*EXERCISE GOAL:* Transcribe the entries that follow exactly as they appear, minus pictures.

*MATERIAL TO PROCESS:*
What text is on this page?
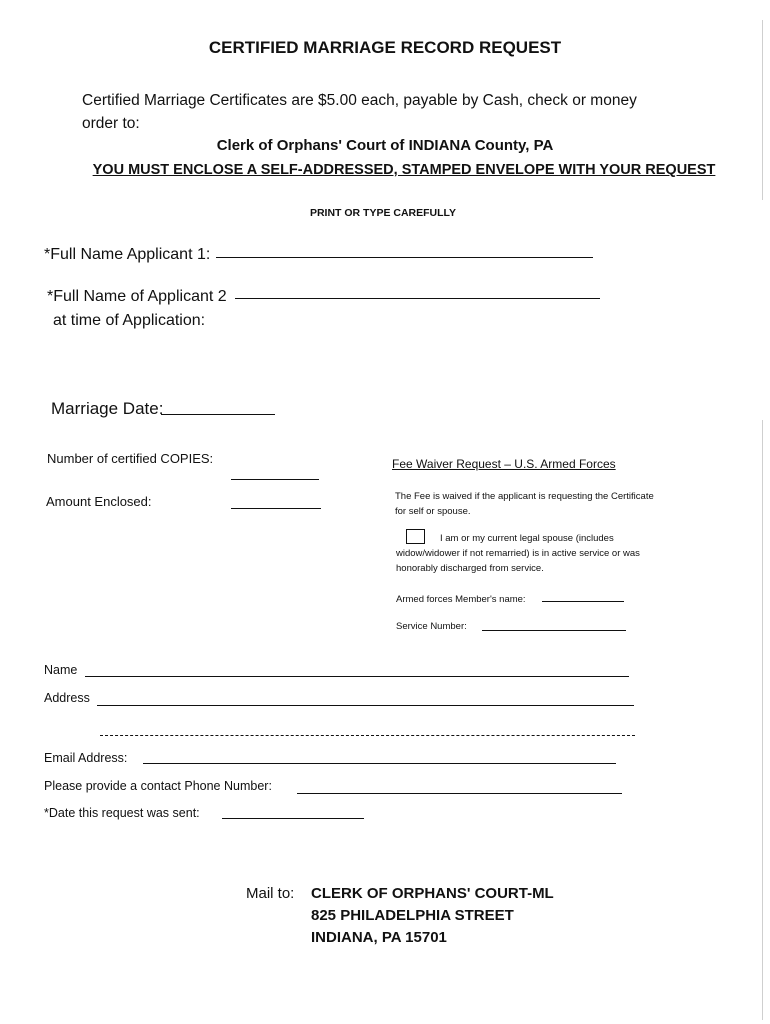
CERTIFIED MARRIAGE RECORD REQUEST
Certified Marriage Certificates are $5.00 each, payable by Cash, check or money
order to:
Clerk of Orphans' Court of INDIANA County, PA
YOU MUST ENCLOSE A SELF-ADDRESSED, STAMPED ENVELOPE WITH YOUR REQUEST
PRINT OR TYPE CAREFULLY
*Full Name Applicant 1:
*Full Name of Applicant 2
at time of Application:
Marriage Date:
Number of certified COPIES:
Amount Enclosed:
Fee Waiver Request – U.S. Armed Forces
The Fee is waived if the applicant is requesting the Certificate
for self or spouse.
I am or my current legal spouse (includes
widow/widower if not remarried) is in active service or was
honorably discharged from service.
Armed forces Member's name:
Service Number:
Name
Address
Email Address:
Please provide a contact Phone Number:
*Date this request was sent:
Mail to: CLERK OF ORPHANS' COURT-ML
825 PHILADELPHIA STREET
INDIANA, PA 15701
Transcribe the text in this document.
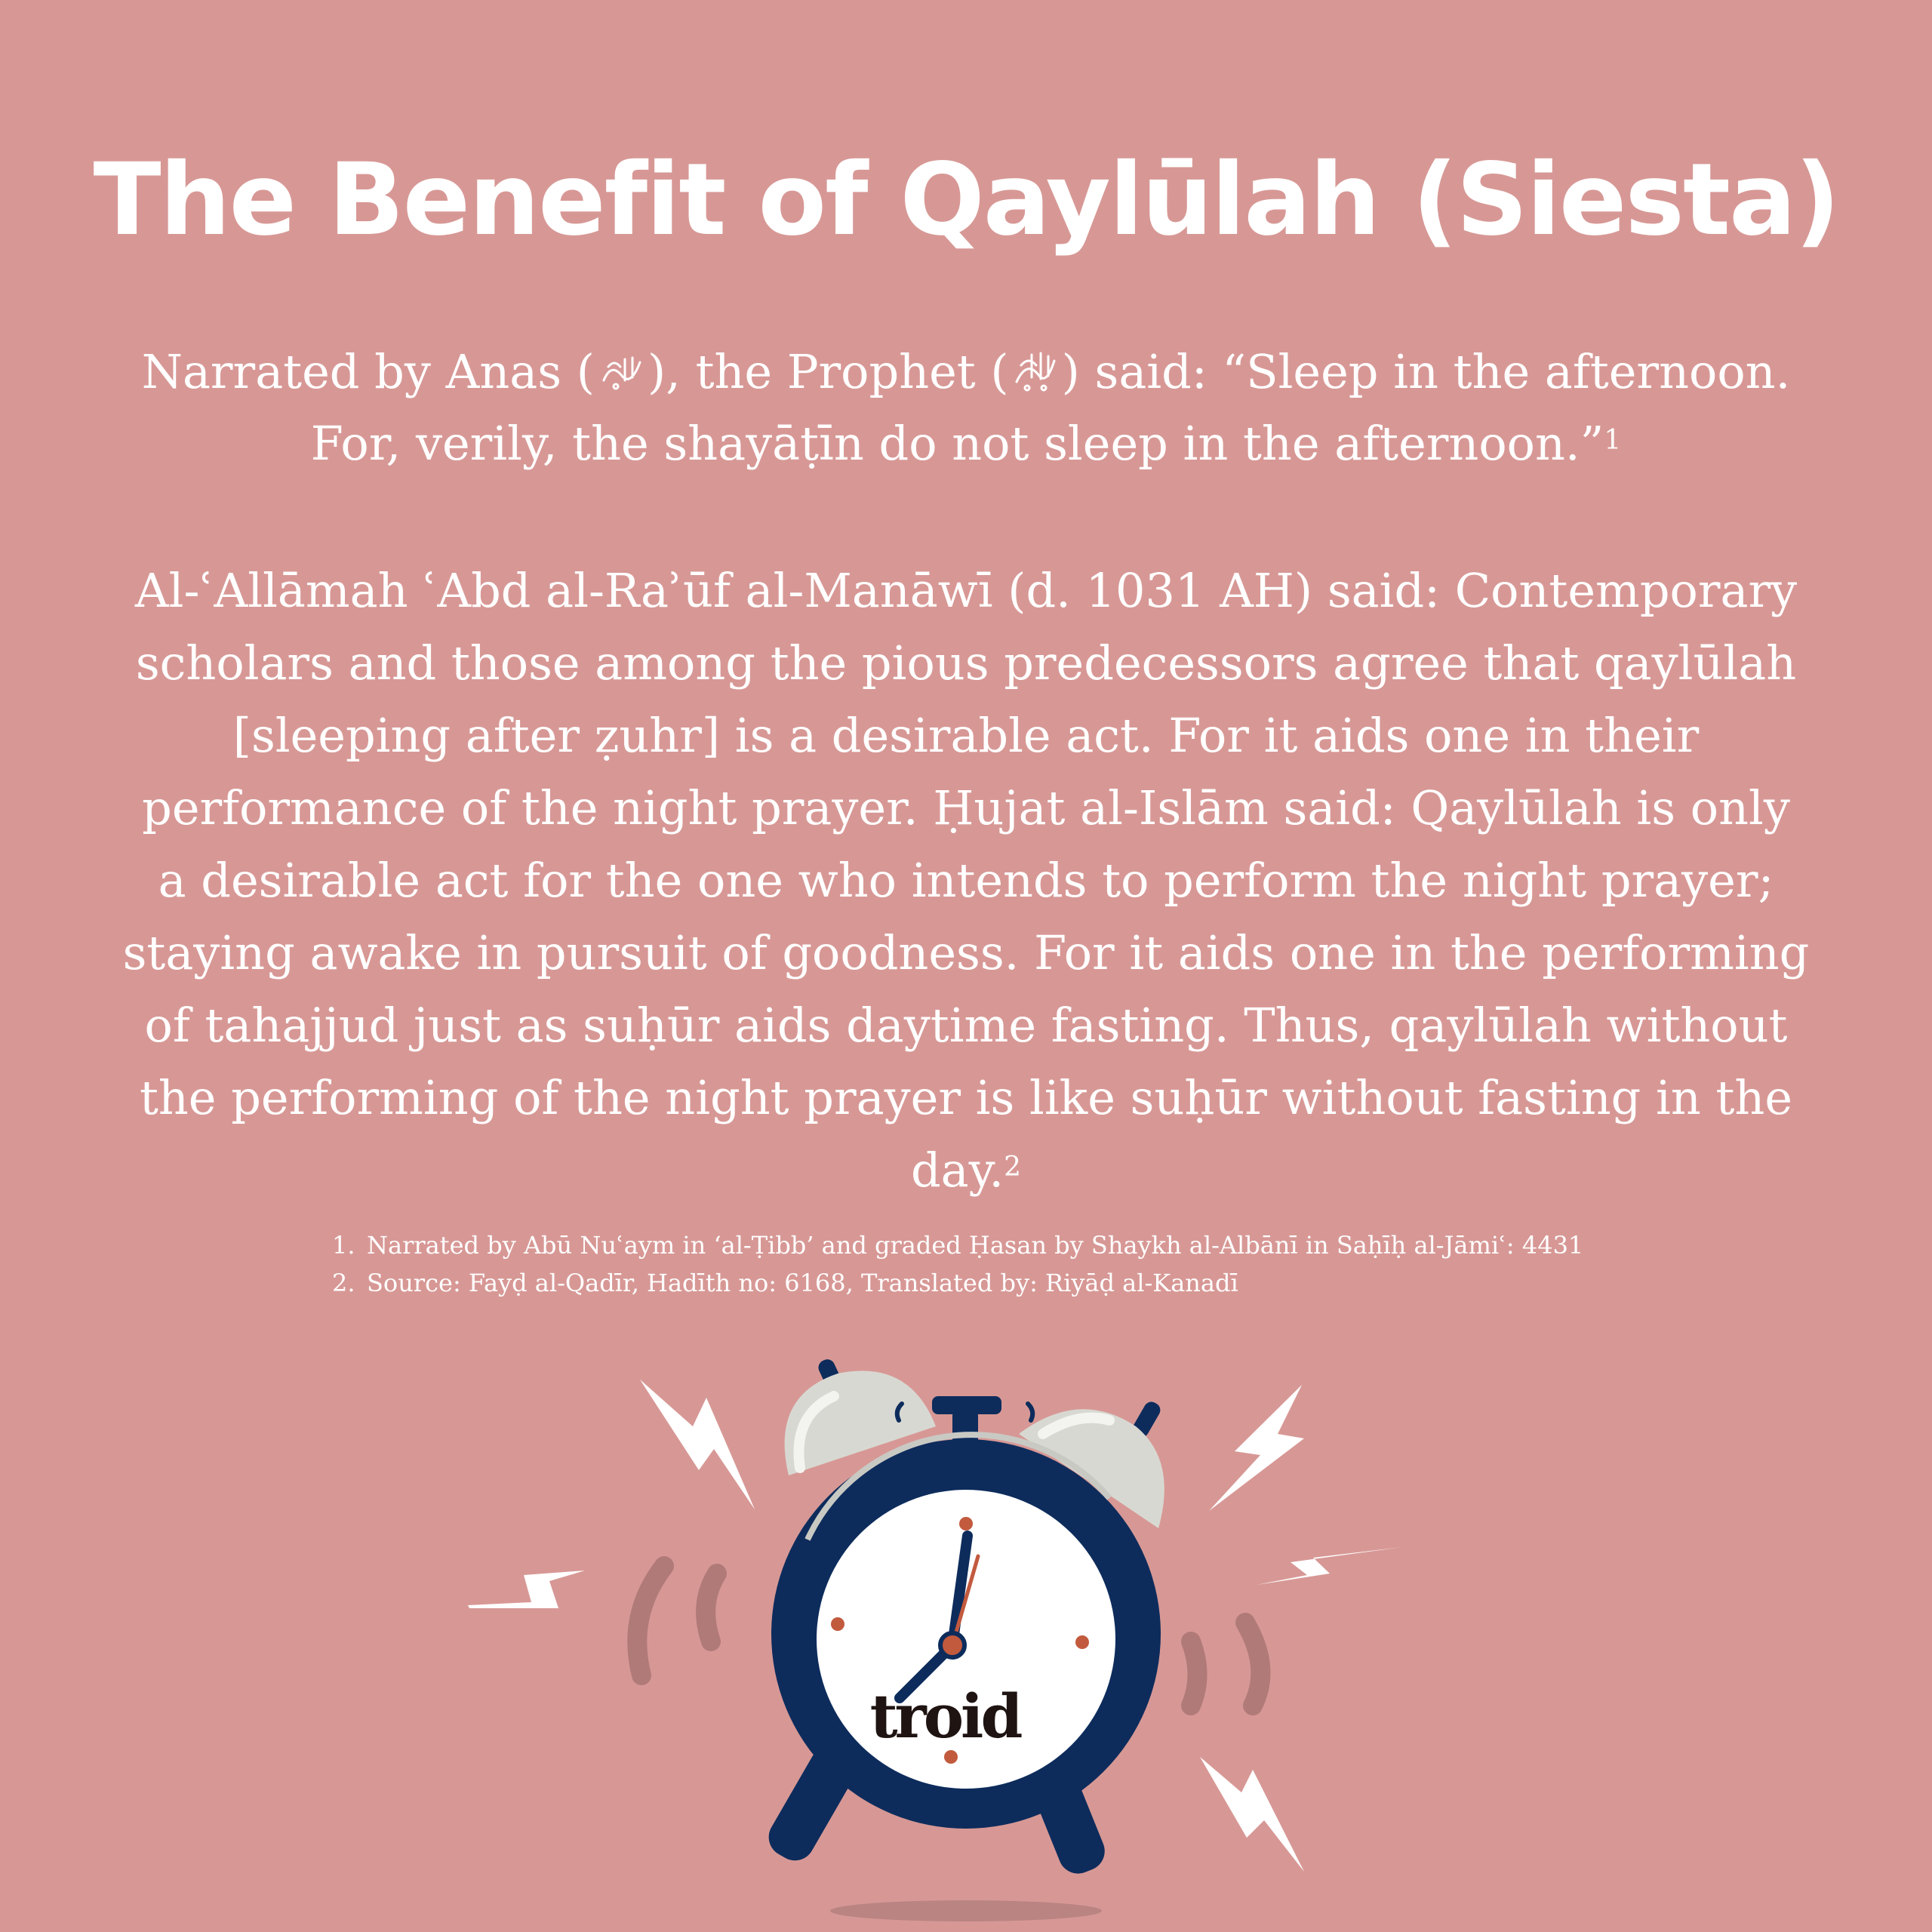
The Benefit of Qaylūlah (Siesta)

Narrated by Anas ( ), the Prophet ( ) said: “Sleep in the afternoon. For, verily, the shayāṭīn do not sleep in the afternoon.”$^1$

Al-ʿAllāmah ʿAbd al-Raʾūf al-Manāwī (d. 1031 AH) said: Contemporary scholars and those among the pious predecessors agree that qaylūlah [sleeping after ẓuhr] is a desirable act. For it aids one in their performance of the night prayer. Ḥujat al-Islām said: Qaylūlah is only a desirable act for the one who intends to perform the night prayer; staying awake in pursuit of goodness. For it aids one in the performing of tahajjud just as suḥūr aids daytime fasting. Thus, qaylūlah without the performing of the night prayer is like suḥūr without fasting in the day.$^2$

1. Narrated by Abū Nuʿaym in ‘al-Ṭibb’ and graded Ḥasan by Shaykh al-Albānī in Saḥīḥ al-Jāmiʿ: 4431
2. Source: Fayḍ al-Qadīr, Hadīth no: 6168, Translated by: Riyāḍ al-Kanadī
troid
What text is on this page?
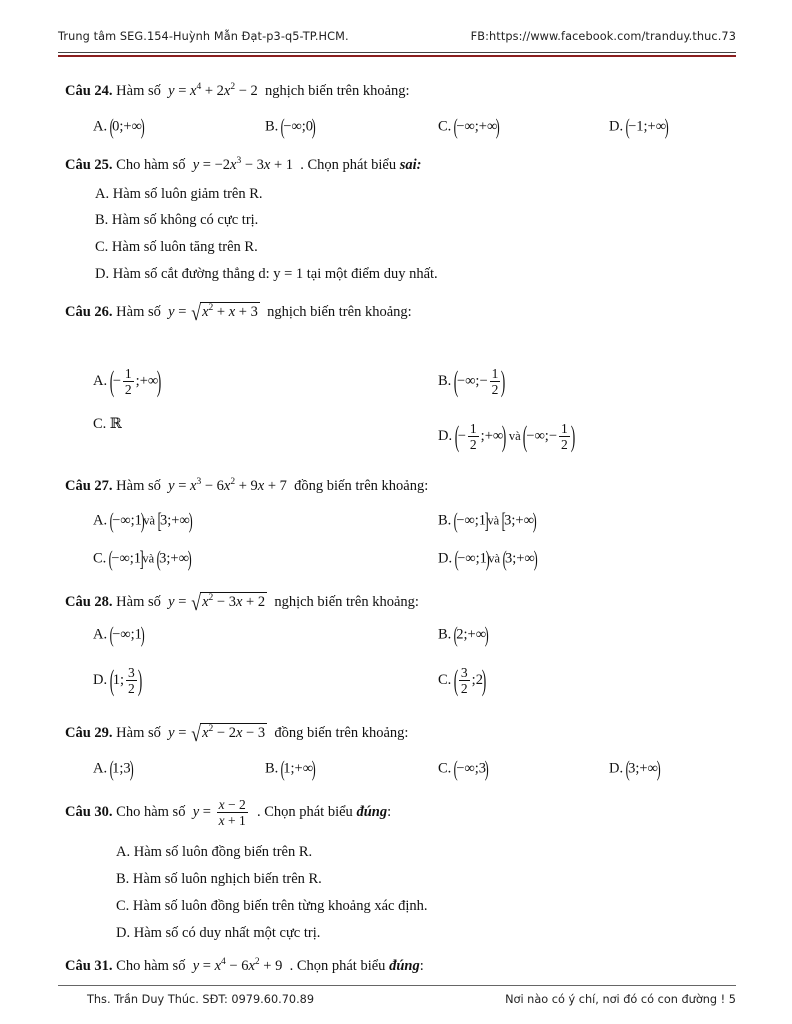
Trung tâm SEG.154-Huỳnh Mẫn Đạt-p3-q5-TP.HCM.	FB:https://www.facebook.com/tranduy.thuc.73
Câu 24. Hàm số  $y = x^4 + 2x^2 - 2$  nghịch biến trên khoảng:
A. (0;+∞)	B. (−∞;0)	C. (−∞;+∞)	D. (−1;+∞)
Câu 25. Cho hàm số  $y = -2x^3 - 3x + 1$  . Chọn phát biểu sai:
A. Hàm số luôn giảm trên R.
B. Hàm số không có cực trị.
C. Hàm số luôn tăng trên R.
D. Hàm số cắt đường thẳng d: y = 1 tại một điểm duy nhất.
Câu 26. Hàm số  $y = √x^2 + x + 3$ nghịch biến trên khoảng:
A. (− $\frac{1}{2}$ ;+∞)	B. (−∞;− $\frac{1}{2}$ )
C. ℝ
D. (− $\frac{1}{2}$ ;+∞) và (−∞;− $\frac{1}{2}$ )
Câu 27. Hàm số  $y = x^3 - 6x^2 + 9x + 7$  đồng biến trên khoảng:
A. (−∞;1)và [3;+∞)	B. (−∞;1]và [3;+∞)
C. (−∞;1]và (3;+∞)	D. (−∞;1)và (3;+∞)
Câu 28. Hàm số  $y = √x^2 - 3x + 2$ nghịch biến trên khoảng:
A. (−∞;1)	B. (2;+∞)
D. (1; $\frac{3}{2}$ )	C. ( $\frac{3}{2}$ ;2)
Câu 29. Hàm số  $y = √x^2 - 2x - 3$ đồng biến trên khoảng:
A. (1;3)	B. (1;+∞)	C. (−∞;3)	D. (3;+∞)
Câu 30. Cho hàm số  $y = \frac{x - 2}{x + 1}$ . Chọn phát biểu đúng:
A. Hàm số luôn đồng biến trên R.
B. Hàm số luôn nghịch biến trên R.
C. Hàm số luôn đồng biến trên từng khoảng xác định.
D. Hàm số có duy nhất một cực trị.
Câu 31. Cho hàm số  $y = x^4 - 6x^2 + 9$  . Chọn phát biểu đúng:
Ths. Trần Duy Thúc. SĐT: 0979.60.70.89	Nơi nào có ý chí, nơi đó có con đường ! 5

*REPLY TO THE TASK:*
What text is on this page?
CERTIFIED MARRIAGE RECORD REQUEST
Certified Marriage Certificates are $5.00 each, payable by Cash, check or money
order to:
Clerk of Orphans' Court of INDIANA County, PA
YOU MUST ENCLOSE A SELF-ADDRESSED, STAMPED ENVELOPE WITH YOUR REQUEST
PRINT OR TYPE CAREFULLY
*Full Name Applicant 1:
*Full Name of Applicant 2
at time of Application:
Marriage Date:
Number of certified COPIES:
Amount Enclosed:
Fee Waiver Request – U.S. Armed Forces
The Fee is waived if the applicant is requesting the Certificate
for self or spouse.
I am or my current legal spouse (includes
widow/widower if not remarried) is in active service or was
honorably discharged from service.
Armed forces Member's name:
Service Number:
Name
Address
Email Address:
Please provide a contact Phone Number:
*Date this request was sent:
Mail to: CLERK OF ORPHANS' COURT-ML
825 PHILADELPHIA STREET
INDIANA, PA 15701
Transcribe the text in this document.
The Benefit of Qaylūlah (Siesta)

Narrated by Anas ( ), the Prophet ( ) said: “Sleep in the afternoon. For, verily, the shayāṭīn do not sleep in the afternoon.”$^1$

Al-ʿAllāmah ʿAbd al-Raʾūf al-Manāwī (d. 1031 AH) said: Contemporary scholars and those among the pious predecessors agree that qaylūlah [sleeping after ẓuhr] is a desirable act. For it aids one in their performance of the night prayer. Ḥujat al-Islām said: Qaylūlah is only a desirable act for the one who intends to perform the night prayer; staying awake in pursuit of goodness. For it aids one in the performing of tahajjud just as suḥūr aids daytime fasting. Thus, qaylūlah without the performing of the night prayer is like suḥūr without fasting in the day.$^2$

1. Narrated by Abū Nuʿaym in ‘al-Ṭibb’ and graded Ḥasan by Shaykh al-Albānī in Saḥīḥ al-Jāmiʿ: 4431
2. Source: Fayḍ al-Qadīr, Hadīth no: 6168, Translated by: Riyāḍ al-Kanadī
troid
What text is on this page?
Trung tâm SEG.154-Huỳnh Mẫn Đạt-p3-q5-TP.HCM.	FB:https://www.facebook.com/tranduy.thuc.73
Câu 24. Hàm số  $y = x^4 + 2x^2 - 2$  nghịch biến trên khoảng:
A. (0;+∞)	B. (−∞;0)	C. (−∞;+∞)	D. (−1;+∞)
Câu 25. Cho hàm số  $y = -2x^3 - 3x + 1$  . Chọn phát biểu sai:
A. Hàm số luôn giảm trên R.
B. Hàm số không có cực trị.
C. Hàm số luôn tăng trên R.
D. Hàm số cắt đường thẳng d: y = 1 tại một điểm duy nhất.
Câu 26. Hàm số  $y = √x^2 + x + 3$ nghịch biến trên khoảng:
A. (− $\frac{1}{2}$ ;+∞)	B. (−∞;− $\frac{1}{2}$ )
C. ℝ
D. (− $\frac{1}{2}$ ;+∞) và (−∞;− $\frac{1}{2}$ )
Câu 27. Hàm số  $y = x^3 - 6x^2 + 9x + 7$  đồng biến trên khoảng:
A. (−∞;1)và [3;+∞)	B. (−∞;1]và [3;+∞)
C. (−∞;1]và (3;+∞)	D. (−∞;1)và (3;+∞)
Câu 28. Hàm số  $y = √x^2 - 3x + 2$ nghịch biến trên khoảng:
A. (−∞;1)	B. (2;+∞)
D. (1; $\frac{3}{2}$ )	C. ( $\frac{3}{2}$ ;2)
Câu 29. Hàm số  $y = √x^2 - 2x - 3$ đồng biến trên khoảng:
A. (1;3)	B. (1;+∞)	C. (−∞;3)	D. (3;+∞)
Câu 30. Cho hàm số  $y = \frac{x - 2}{x + 1}$ . Chọn phát biểu đúng:
A. Hàm số luôn đồng biến trên R.
B. Hàm số luôn nghịch biến trên R.
C. Hàm số luôn đồng biến trên từng khoảng xác định.
D. Hàm số có duy nhất một cực trị.
Câu 31. Cho hàm số  $y = x^4 - 6x^2 + 9$  . Chọn phát biểu đúng:
Ths. Trần Duy Thúc. SĐT: 0979.60.70.89	Nơi nào có ý chí, nơi đó có con đường ! 5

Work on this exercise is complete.